## WHAT YOU WILL DO
List all lines of the data that include the string "screenshot".
— BEGIN EXERCISE INPUTS —
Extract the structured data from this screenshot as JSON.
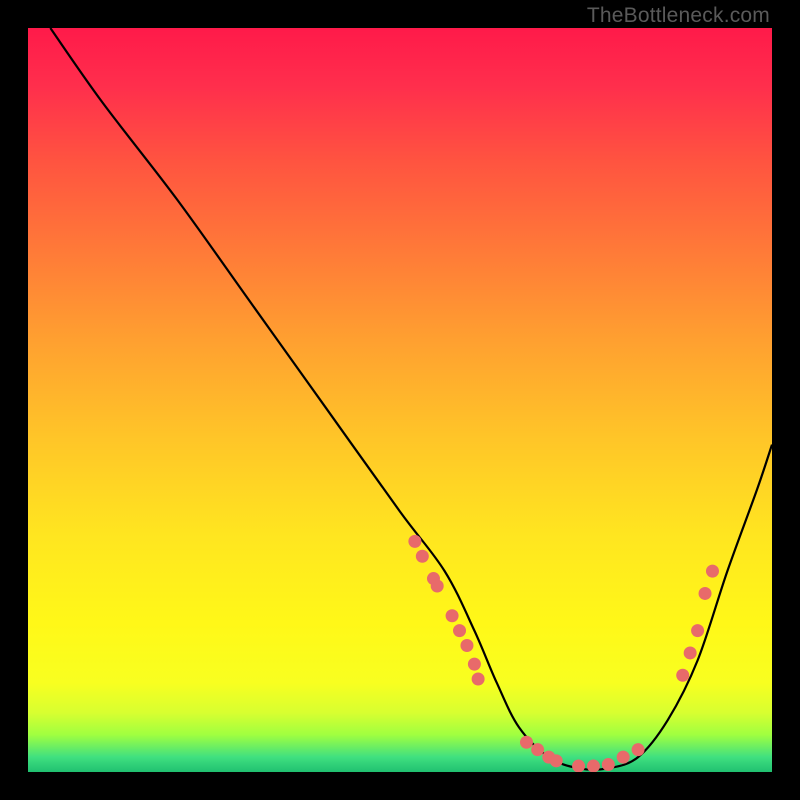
{
  "watermark": "TheBottleneck.com",
  "chart_data": {
    "type": "line",
    "title": "",
    "xlabel": "",
    "ylabel": "",
    "xlim": [
      0,
      100
    ],
    "ylim": [
      0,
      100
    ],
    "grid": false,
    "series": [
      {
        "name": "curve",
        "x": [
          3,
          10,
          20,
          30,
          40,
          50,
          56,
          60,
          63,
          66,
          70,
          74,
          78,
          82,
          86,
          90,
          94,
          98,
          100
        ],
        "y": [
          100,
          90,
          77,
          63,
          49,
          35,
          27,
          19,
          12,
          6,
          2,
          0.5,
          0.5,
          2,
          7,
          15,
          27,
          38,
          44
        ]
      }
    ],
    "dot_clusters": [
      {
        "name": "left-slope-dots",
        "points": [
          [
            52,
            31
          ],
          [
            53,
            29
          ],
          [
            54.5,
            26
          ],
          [
            55,
            25
          ],
          [
            57,
            21
          ],
          [
            58,
            19
          ],
          [
            59,
            17
          ],
          [
            60,
            14.5
          ],
          [
            60.5,
            12.5
          ]
        ]
      },
      {
        "name": "valley-dots",
        "points": [
          [
            67,
            4
          ],
          [
            68.5,
            3
          ],
          [
            70,
            2
          ],
          [
            71,
            1.5
          ],
          [
            74,
            0.8
          ],
          [
            76,
            0.8
          ],
          [
            78,
            1
          ],
          [
            80,
            2
          ],
          [
            82,
            3
          ]
        ]
      },
      {
        "name": "right-slope-dots",
        "points": [
          [
            88,
            13
          ],
          [
            89,
            16
          ],
          [
            90,
            19
          ],
          [
            91,
            24
          ],
          [
            92,
            27
          ]
        ]
      }
    ],
    "dot_color": "#e86a6a",
    "curve_color": "#000000"
  }
}
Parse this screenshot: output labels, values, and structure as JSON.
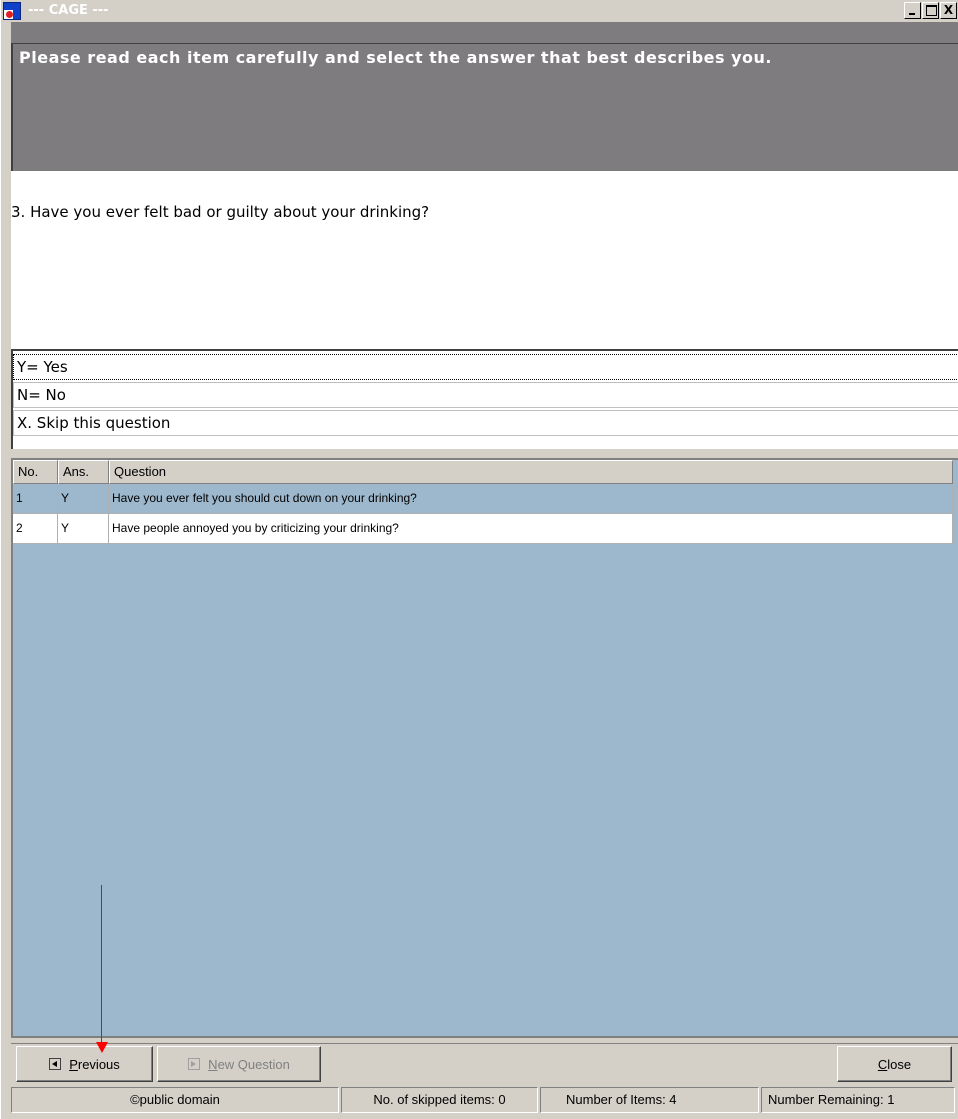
{
  "window": {
    "title": "--- CAGE ---",
    "controls": [
      "_",
      "□",
      "X"
    ]
  },
  "instruction": "Please read each item carefully and select the answer that best describes you.",
  "question": "3.  Have you ever felt bad or guilty about your drinking?",
  "answers": [
    {
      "label": "Y= Yes",
      "selected": true
    },
    {
      "label": "N= No",
      "selected": false
    },
    {
      "label": "X. Skip this question",
      "selected": false
    }
  ],
  "grid": {
    "headers": [
      "No.",
      "Ans.",
      "Question"
    ],
    "rows": [
      {
        "no": "1",
        "ans": "Y",
        "question": "Have you ever felt you should cut down on your drinking?"
      },
      {
        "no": "2",
        "ans": "Y",
        "question": "Have people annoyed you by criticizing your drinking?"
      }
    ]
  },
  "buttons": {
    "previous": {
      "accel": "P",
      "rest": "revious"
    },
    "new_question": {
      "accel": "N",
      "rest": "ew Question"
    },
    "close": {
      "accel": "C",
      "rest": "lose"
    }
  },
  "status": {
    "copyright": "©public domain",
    "skipped": "No. of skipped items: 0",
    "items": "Number of Items:  4",
    "remaining": "Number Remaining:  1"
  },
  "colors": {
    "instruction_bg": "#7f7c80",
    "grid_bg": "#9db8cc",
    "annotation_arrow": "#ff0000"
  }
}
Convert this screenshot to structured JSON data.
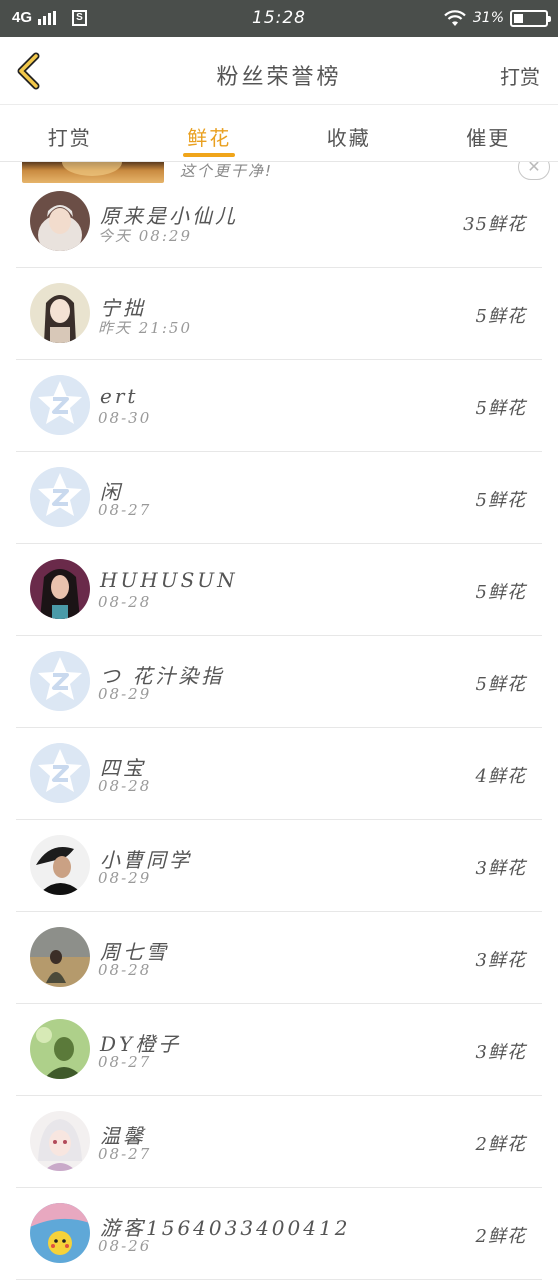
{
  "status_bar": {
    "network": "4G",
    "sim_label": "S",
    "time": "15:28",
    "battery_percent": "31%",
    "battery_level": 0.31
  },
  "header": {
    "title": "粉丝荣誉榜",
    "action_label": "打赏"
  },
  "tabs": [
    {
      "label": "打赏",
      "active": false
    },
    {
      "label": "鲜花",
      "active": true
    },
    {
      "label": "收藏",
      "active": false
    },
    {
      "label": "催更",
      "active": false
    }
  ],
  "colors": {
    "accent": "#f0a51a",
    "status_bar": "#4a4e4b"
  },
  "ad": {
    "text": "这个更干净!",
    "close_icon": "close-icon"
  },
  "supporters": [
    {
      "name": "原来是小仙儿",
      "time": "今天 08:29",
      "count": "35鲜花",
      "avatar": "photo-girl-white-hood"
    },
    {
      "name": "宁拙",
      "time": "昨天 21:50",
      "count": "5鲜花",
      "avatar": "illustration-long-hair"
    },
    {
      "name": "ert",
      "time": "08-30",
      "count": "5鲜花",
      "avatar": "default-qq-icon"
    },
    {
      "name": "闲",
      "time": "08-27",
      "count": "5鲜花",
      "avatar": "default-qq-icon"
    },
    {
      "name": "HUHUSUN",
      "time": "08-28",
      "count": "5鲜花",
      "avatar": "photo-woman-dark-hair"
    },
    {
      "name": "つ 花汁染指",
      "time": "08-29",
      "count": "5鲜花",
      "avatar": "default-qq-icon"
    },
    {
      "name": "四宝",
      "time": "08-28",
      "count": "4鲜花",
      "avatar": "default-qq-icon"
    },
    {
      "name": "小曹同学",
      "time": "08-29",
      "count": "3鲜花",
      "avatar": "photo-man-dark"
    },
    {
      "name": "周七雪",
      "time": "08-28",
      "count": "3鲜花",
      "avatar": "photo-landscape-person"
    },
    {
      "name": "DY橙子",
      "time": "08-27",
      "count": "3鲜花",
      "avatar": "photo-green-portrait"
    },
    {
      "name": "温馨",
      "time": "08-27",
      "count": "2鲜花",
      "avatar": "illustration-white-hair"
    },
    {
      "name": "游客1564033400412",
      "time": "08-26",
      "count": "2鲜花",
      "avatar": "photo-pikachu"
    }
  ]
}
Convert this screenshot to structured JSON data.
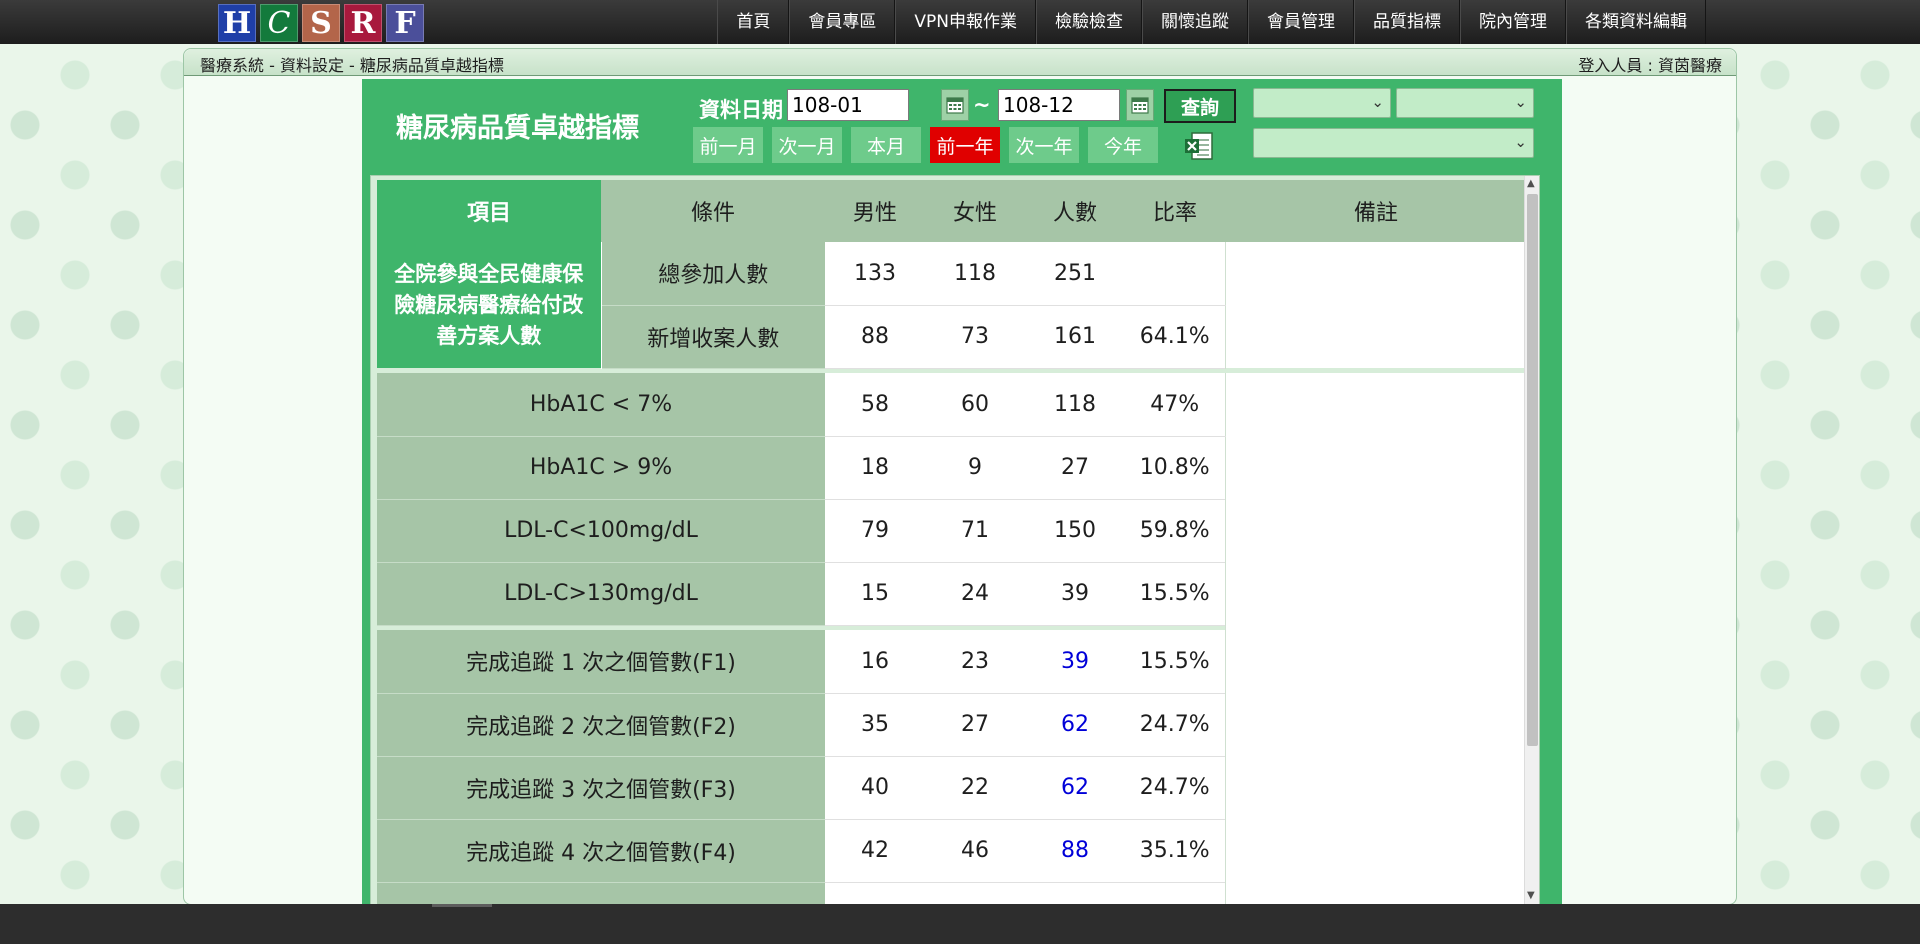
{
  "logos": [
    "H",
    "C",
    "S",
    "R",
    "F"
  ],
  "logo_colors": [
    "#1f3fa8",
    "#137a3c",
    "#b3654a",
    "#a8193d",
    "#4b4f9a"
  ],
  "nav": [
    "首頁",
    "會員專區",
    "VPN申報作業",
    "檢驗檢查",
    "關懷追蹤",
    "會員管理",
    "品質指標",
    "院內管理",
    "各類資料編輯"
  ],
  "breadcrumb": "醫療系統 - 資料設定 - 糖尿病品質卓越指標",
  "login_info": "登入人員 : 資茵醫療",
  "panel": {
    "title": "糖尿病品質卓越指標",
    "date_label": "資料日期 :",
    "date_from": "108-01",
    "date_sep": "~",
    "date_to": "108-12",
    "query_label": "查詢",
    "quick_buttons": [
      "前一月",
      "次一月",
      "本月",
      "前一年",
      "次一年",
      "今年"
    ],
    "quick_active": "前一年",
    "selects": [
      "",
      "",
      ""
    ]
  },
  "colors": {
    "accent_green": "#3fb56b",
    "header_sage": "#a6c5a7",
    "active_red": "#e00000",
    "link_blue": "#0000d8"
  },
  "table": {
    "headers": [
      "項目",
      "條件",
      "男性",
      "女性",
      "人數",
      "比率",
      "備註"
    ],
    "group1_label": "全院參與全民健康保險糖尿病醫療給付改善方案人數",
    "group1_rows": [
      {
        "cond": "總參加人數",
        "male": "133",
        "female": "118",
        "total": "251",
        "ratio": ""
      },
      {
        "cond": "新增收案人數",
        "male": "88",
        "female": "73",
        "total": "161",
        "ratio": "64.1%"
      }
    ],
    "group2_rows": [
      {
        "cond": "HbA1C < 7%",
        "male": "58",
        "female": "60",
        "total": "118",
        "ratio": "47%"
      },
      {
        "cond": "HbA1C > 9%",
        "male": "18",
        "female": "9",
        "total": "27",
        "ratio": "10.8%"
      },
      {
        "cond": "LDL-C<100mg/dL",
        "male": "79",
        "female": "71",
        "total": "150",
        "ratio": "59.8%"
      },
      {
        "cond": "LDL-C>130mg/dL",
        "male": "15",
        "female": "24",
        "total": "39",
        "ratio": "15.5%"
      }
    ],
    "group3_rows": [
      {
        "cond": "完成追蹤 1 次之個管數(F1)",
        "male": "16",
        "female": "23",
        "total": "39",
        "ratio": "15.5%"
      },
      {
        "cond": "完成追蹤 2 次之個管數(F2)",
        "male": "35",
        "female": "27",
        "total": "62",
        "ratio": "24.7%"
      },
      {
        "cond": "完成追蹤 3 次之個管數(F3)",
        "male": "40",
        "female": "22",
        "total": "62",
        "ratio": "24.7%"
      },
      {
        "cond": "完成追蹤 4 次之個管數(F4)",
        "male": "42",
        "female": "46",
        "total": "88",
        "ratio": "35.1%"
      }
    ]
  }
}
— END EXERCISE INPUTS —
## EXERCISE OUTPUT
Extract the structured data from this screenshot as JSON.
Parse this screenshot: output labels, values, and structure as JSON.
Convert this screenshot to structured JSON data.
Convert this screenshot to structured JSON data.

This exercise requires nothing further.